(Data records)
____________________

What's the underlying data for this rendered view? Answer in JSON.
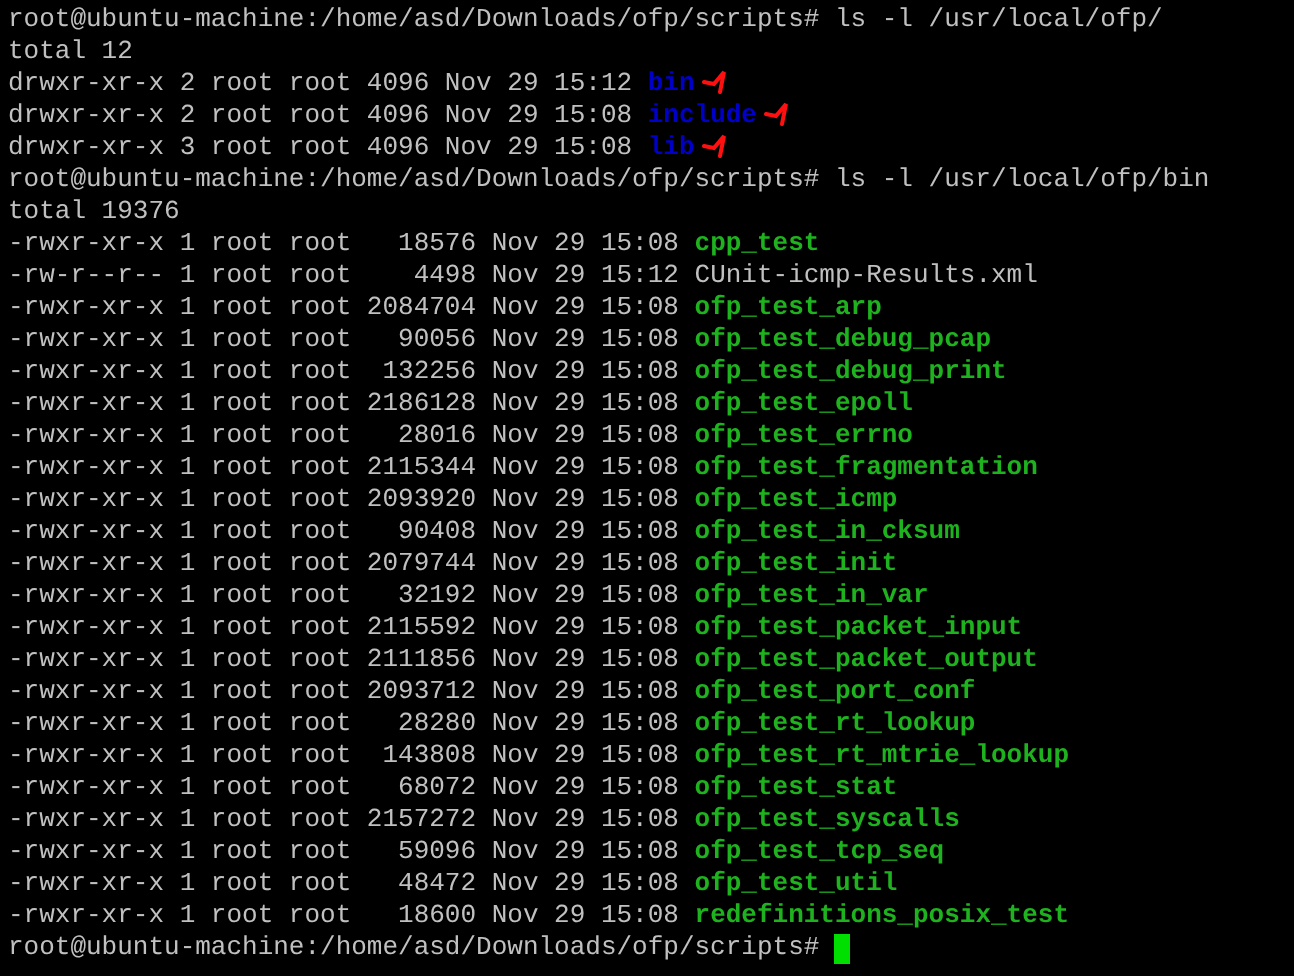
{
  "terminal": {
    "lines": [
      {
        "kind": "prompt",
        "prompt": "root@ubuntu-machine:/home/asd/Downloads/ofp/scripts#",
        "command": "ls -l /usr/local/ofp/"
      },
      {
        "kind": "text",
        "text": "total 12"
      },
      {
        "kind": "entry",
        "info": "drwxr-xr-x 2 root root 4096 Nov 29 15:12",
        "name": "bin",
        "color": "#0000c8",
        "marked": true
      },
      {
        "kind": "entry",
        "info": "drwxr-xr-x 2 root root 4096 Nov 29 15:08",
        "name": "include",
        "color": "#0000c8",
        "marked": true
      },
      {
        "kind": "entry",
        "info": "drwxr-xr-x 3 root root 4096 Nov 29 15:08",
        "name": "lib",
        "color": "#0000c8",
        "marked": true
      },
      {
        "kind": "prompt",
        "prompt": "root@ubuntu-machine:/home/asd/Downloads/ofp/scripts#",
        "command": "ls -l /usr/local/ofp/bin"
      },
      {
        "kind": "text",
        "text": "total 19376"
      },
      {
        "kind": "entry",
        "info": "-rwxr-xr-x 1 root root   18576 Nov 29 15:08",
        "name": "cpp_test",
        "color": "#1fb21f",
        "marked": false
      },
      {
        "kind": "entry",
        "info": "-rw-r--r-- 1 root root    4498 Nov 29 15:12",
        "name": "CUnit-icmp-Results.xml",
        "color": "#c0c0c0",
        "marked": false
      },
      {
        "kind": "entry",
        "info": "-rwxr-xr-x 1 root root 2084704 Nov 29 15:08",
        "name": "ofp_test_arp",
        "color": "#1fb21f",
        "marked": false
      },
      {
        "kind": "entry",
        "info": "-rwxr-xr-x 1 root root   90056 Nov 29 15:08",
        "name": "ofp_test_debug_pcap",
        "color": "#1fb21f",
        "marked": false
      },
      {
        "kind": "entry",
        "info": "-rwxr-xr-x 1 root root  132256 Nov 29 15:08",
        "name": "ofp_test_debug_print",
        "color": "#1fb21f",
        "marked": false
      },
      {
        "kind": "entry",
        "info": "-rwxr-xr-x 1 root root 2186128 Nov 29 15:08",
        "name": "ofp_test_epoll",
        "color": "#1fb21f",
        "marked": false
      },
      {
        "kind": "entry",
        "info": "-rwxr-xr-x 1 root root   28016 Nov 29 15:08",
        "name": "ofp_test_errno",
        "color": "#1fb21f",
        "marked": false
      },
      {
        "kind": "entry",
        "info": "-rwxr-xr-x 1 root root 2115344 Nov 29 15:08",
        "name": "ofp_test_fragmentation",
        "color": "#1fb21f",
        "marked": false
      },
      {
        "kind": "entry",
        "info": "-rwxr-xr-x 1 root root 2093920 Nov 29 15:08",
        "name": "ofp_test_icmp",
        "color": "#1fb21f",
        "marked": false
      },
      {
        "kind": "entry",
        "info": "-rwxr-xr-x 1 root root   90408 Nov 29 15:08",
        "name": "ofp_test_in_cksum",
        "color": "#1fb21f",
        "marked": false
      },
      {
        "kind": "entry",
        "info": "-rwxr-xr-x 1 root root 2079744 Nov 29 15:08",
        "name": "ofp_test_init",
        "color": "#1fb21f",
        "marked": false
      },
      {
        "kind": "entry",
        "info": "-rwxr-xr-x 1 root root   32192 Nov 29 15:08",
        "name": "ofp_test_in_var",
        "color": "#1fb21f",
        "marked": false
      },
      {
        "kind": "entry",
        "info": "-rwxr-xr-x 1 root root 2115592 Nov 29 15:08",
        "name": "ofp_test_packet_input",
        "color": "#1fb21f",
        "marked": false
      },
      {
        "kind": "entry",
        "info": "-rwxr-xr-x 1 root root 2111856 Nov 29 15:08",
        "name": "ofp_test_packet_output",
        "color": "#1fb21f",
        "marked": false
      },
      {
        "kind": "entry",
        "info": "-rwxr-xr-x 1 root root 2093712 Nov 29 15:08",
        "name": "ofp_test_port_conf",
        "color": "#1fb21f",
        "marked": false
      },
      {
        "kind": "entry",
        "info": "-rwxr-xr-x 1 root root   28280 Nov 29 15:08",
        "name": "ofp_test_rt_lookup",
        "color": "#1fb21f",
        "marked": false
      },
      {
        "kind": "entry",
        "info": "-rwxr-xr-x 1 root root  143808 Nov 29 15:08",
        "name": "ofp_test_rt_mtrie_lookup",
        "color": "#1fb21f",
        "marked": false
      },
      {
        "kind": "entry",
        "info": "-rwxr-xr-x 1 root root   68072 Nov 29 15:08",
        "name": "ofp_test_stat",
        "color": "#1fb21f",
        "marked": false
      },
      {
        "kind": "entry",
        "info": "-rwxr-xr-x 1 root root 2157272 Nov 29 15:08",
        "name": "ofp_test_syscalls",
        "color": "#1fb21f",
        "marked": false
      },
      {
        "kind": "entry",
        "info": "-rwxr-xr-x 1 root root   59096 Nov 29 15:08",
        "name": "ofp_test_tcp_seq",
        "color": "#1fb21f",
        "marked": false
      },
      {
        "kind": "entry",
        "info": "-rwxr-xr-x 1 root root   48472 Nov 29 15:08",
        "name": "ofp_test_util",
        "color": "#1fb21f",
        "marked": false
      },
      {
        "kind": "entry",
        "info": "-rwxr-xr-x 1 root root   18600 Nov 29 15:08",
        "name": "redefinitions_posix_test",
        "color": "#1fb21f",
        "marked": false
      },
      {
        "kind": "prompt",
        "prompt": "root@ubuntu-machine:/home/asd/Downloads/ofp/scripts#",
        "cursor": true
      }
    ]
  }
}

____________________

• **WHAT THE TASK REQUIRES**:
Without including any pictures, reproduce the listing exactly.

• **SOLUTION FOR THIS EXERCISE**:
What's the underlying data for this rendered view? Answer in JSON.
{
  "terminal": {
    "lines": [
      {
        "kind": "prompt",
        "prompt": "root@ubuntu-machine:/home/asd/Downloads/ofp/scripts#",
        "command": "ls -l /usr/local/ofp/"
      },
      {
        "kind": "text",
        "text": "total 12"
      },
      {
        "kind": "entry",
        "info": "drwxr-xr-x 2 root root 4096 Nov 29 15:12",
        "name": "bin",
        "color": "#0000c8",
        "marked": true
      },
      {
        "kind": "entry",
        "info": "drwxr-xr-x 2 root root 4096 Nov 29 15:08",
        "name": "include",
        "color": "#0000c8",
        "marked": true
      },
      {
        "kind": "entry",
        "info": "drwxr-xr-x 3 root root 4096 Nov 29 15:08",
        "name": "lib",
        "color": "#0000c8",
        "marked": true
      },
      {
        "kind": "prompt",
        "prompt": "root@ubuntu-machine:/home/asd/Downloads/ofp/scripts#",
        "command": "ls -l /usr/local/ofp/bin"
      },
      {
        "kind": "text",
        "text": "total 19376"
      },
      {
        "kind": "entry",
        "info": "-rwxr-xr-x 1 root root   18576 Nov 29 15:08",
        "name": "cpp_test",
        "color": "#1fb21f",
        "marked": false
      },
      {
        "kind": "entry",
        "info": "-rw-r--r-- 1 root root    4498 Nov 29 15:12",
        "name": "CUnit-icmp-Results.xml",
        "color": "#c0c0c0",
        "marked": false
      },
      {
        "kind": "entry",
        "info": "-rwxr-xr-x 1 root root 2084704 Nov 29 15:08",
        "name": "ofp_test_arp",
        "color": "#1fb21f",
        "marked": false
      },
      {
        "kind": "entry",
        "info": "-rwxr-xr-x 1 root root   90056 Nov 29 15:08",
        "name": "ofp_test_debug_pcap",
        "color": "#1fb21f",
        "marked": false
      },
      {
        "kind": "entry",
        "info": "-rwxr-xr-x 1 root root  132256 Nov 29 15:08",
        "name": "ofp_test_debug_print",
        "color": "#1fb21f",
        "marked": false
      },
      {
        "kind": "entry",
        "info": "-rwxr-xr-x 1 root root 2186128 Nov 29 15:08",
        "name": "ofp_test_epoll",
        "color": "#1fb21f",
        "marked": false
      },
      {
        "kind": "entry",
        "info": "-rwxr-xr-x 1 root root   28016 Nov 29 15:08",
        "name": "ofp_test_errno",
        "color": "#1fb21f",
        "marked": false
      },
      {
        "kind": "entry",
        "info": "-rwxr-xr-x 1 root root 2115344 Nov 29 15:08",
        "name": "ofp_test_fragmentation",
        "color": "#1fb21f",
        "marked": false
      },
      {
        "kind": "entry",
        "info": "-rwxr-xr-x 1 root root 2093920 Nov 29 15:08",
        "name": "ofp_test_icmp",
        "color": "#1fb21f",
        "marked": false
      },
      {
        "kind": "entry",
        "info": "-rwxr-xr-x 1 root root   90408 Nov 29 15:08",
        "name": "ofp_test_in_cksum",
        "color": "#1fb21f",
        "marked": false
      },
      {
        "kind": "entry",
        "info": "-rwxr-xr-x 1 root root 2079744 Nov 29 15:08",
        "name": "ofp_test_init",
        "color": "#1fb21f",
        "marked": false
      },
      {
        "kind": "entry",
        "info": "-rwxr-xr-x 1 root root   32192 Nov 29 15:08",
        "name": "ofp_test_in_var",
        "color": "#1fb21f",
        "marked": false
      },
      {
        "kind": "entry",
        "info": "-rwxr-xr-x 1 root root 2115592 Nov 29 15:08",
        "name": "ofp_test_packet_input",
        "color": "#1fb21f",
        "marked": false
      },
      {
        "kind": "entry",
        "info": "-rwxr-xr-x 1 root root 2111856 Nov 29 15:08",
        "name": "ofp_test_packet_output",
        "color": "#1fb21f",
        "marked": false
      },
      {
        "kind": "entry",
        "info": "-rwxr-xr-x 1 root root 2093712 Nov 29 15:08",
        "name": "ofp_test_port_conf",
        "color": "#1fb21f",
        "marked": false
      },
      {
        "kind": "entry",
        "info": "-rwxr-xr-x 1 root root   28280 Nov 29 15:08",
        "name": "ofp_test_rt_lookup",
        "color": "#1fb21f",
        "marked": false
      },
      {
        "kind": "entry",
        "info": "-rwxr-xr-x 1 root root  143808 Nov 29 15:08",
        "name": "ofp_test_rt_mtrie_lookup",
        "color": "#1fb21f",
        "marked": false
      },
      {
        "kind": "entry",
        "info": "-rwxr-xr-x 1 root root   68072 Nov 29 15:08",
        "name": "ofp_test_stat",
        "color": "#1fb21f",
        "marked": false
      },
      {
        "kind": "entry",
        "info": "-rwxr-xr-x 1 root root 2157272 Nov 29 15:08",
        "name": "ofp_test_syscalls",
        "color": "#1fb21f",
        "marked": false
      },
      {
        "kind": "entry",
        "info": "-rwxr-xr-x 1 root root   59096 Nov 29 15:08",
        "name": "ofp_test_tcp_seq",
        "color": "#1fb21f",
        "marked": false
      },
      {
        "kind": "entry",
        "info": "-rwxr-xr-x 1 root root   48472 Nov 29 15:08",
        "name": "ofp_test_util",
        "color": "#1fb21f",
        "marked": false
      },
      {
        "kind": "entry",
        "info": "-rwxr-xr-x 1 root root   18600 Nov 29 15:08",
        "name": "redefinitions_posix_test",
        "color": "#1fb21f",
        "marked": false
      },
      {
        "kind": "prompt",
        "prompt": "root@ubuntu-machine:/home/asd/Downloads/ofp/scripts#",
        "cursor": true
      }
    ]
  }
}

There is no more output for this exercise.